## BEGIN Records
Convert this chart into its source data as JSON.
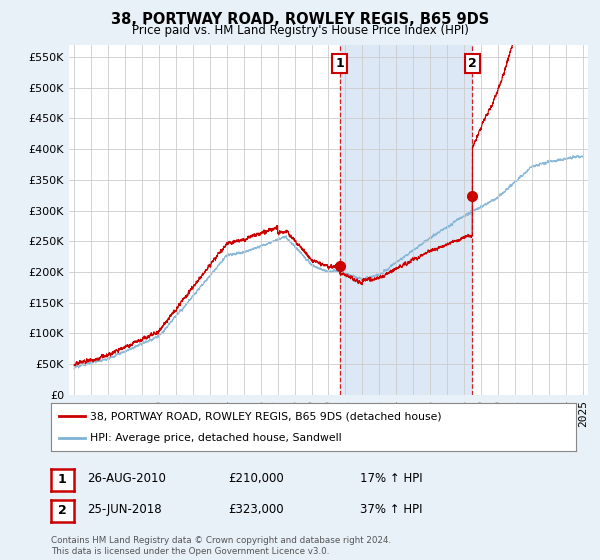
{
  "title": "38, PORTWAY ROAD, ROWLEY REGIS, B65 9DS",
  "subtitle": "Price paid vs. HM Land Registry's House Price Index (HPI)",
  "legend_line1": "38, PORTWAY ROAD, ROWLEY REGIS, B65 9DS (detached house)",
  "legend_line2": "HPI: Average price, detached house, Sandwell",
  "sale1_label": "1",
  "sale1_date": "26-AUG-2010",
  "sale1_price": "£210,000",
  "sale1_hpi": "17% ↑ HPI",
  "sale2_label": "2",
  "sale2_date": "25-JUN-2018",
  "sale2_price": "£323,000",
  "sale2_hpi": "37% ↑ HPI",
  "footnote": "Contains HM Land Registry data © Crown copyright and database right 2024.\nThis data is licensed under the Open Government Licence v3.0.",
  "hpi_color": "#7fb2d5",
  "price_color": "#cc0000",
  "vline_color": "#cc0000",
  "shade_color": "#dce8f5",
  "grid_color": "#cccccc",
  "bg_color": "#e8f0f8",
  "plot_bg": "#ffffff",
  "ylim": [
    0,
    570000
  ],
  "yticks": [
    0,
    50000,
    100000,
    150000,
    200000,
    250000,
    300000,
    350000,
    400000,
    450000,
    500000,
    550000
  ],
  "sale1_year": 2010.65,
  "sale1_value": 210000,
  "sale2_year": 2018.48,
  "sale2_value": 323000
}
## END Records
**Your instructions:**
Exclude every picture and copy the remaining data exactly.

**Output for this exercise:**
Convert this chart into its source data as JSON.
{
  "title": "38, PORTWAY ROAD, ROWLEY REGIS, B65 9DS",
  "subtitle": "Price paid vs. HM Land Registry's House Price Index (HPI)",
  "legend_line1": "38, PORTWAY ROAD, ROWLEY REGIS, B65 9DS (detached house)",
  "legend_line2": "HPI: Average price, detached house, Sandwell",
  "sale1_label": "1",
  "sale1_date": "26-AUG-2010",
  "sale1_price": "£210,000",
  "sale1_hpi": "17% ↑ HPI",
  "sale2_label": "2",
  "sale2_date": "25-JUN-2018",
  "sale2_price": "£323,000",
  "sale2_hpi": "37% ↑ HPI",
  "footnote": "Contains HM Land Registry data © Crown copyright and database right 2024.\nThis data is licensed under the Open Government Licence v3.0.",
  "hpi_color": "#7fb2d5",
  "price_color": "#cc0000",
  "vline_color": "#cc0000",
  "shade_color": "#dce8f5",
  "grid_color": "#cccccc",
  "bg_color": "#e8f0f8",
  "plot_bg": "#ffffff",
  "ylim": [
    0,
    570000
  ],
  "yticks": [
    0,
    50000,
    100000,
    150000,
    200000,
    250000,
    300000,
    350000,
    400000,
    450000,
    500000,
    550000
  ],
  "sale1_year": 2010.65,
  "sale1_value": 210000,
  "sale2_year": 2018.48,
  "sale2_value": 323000
}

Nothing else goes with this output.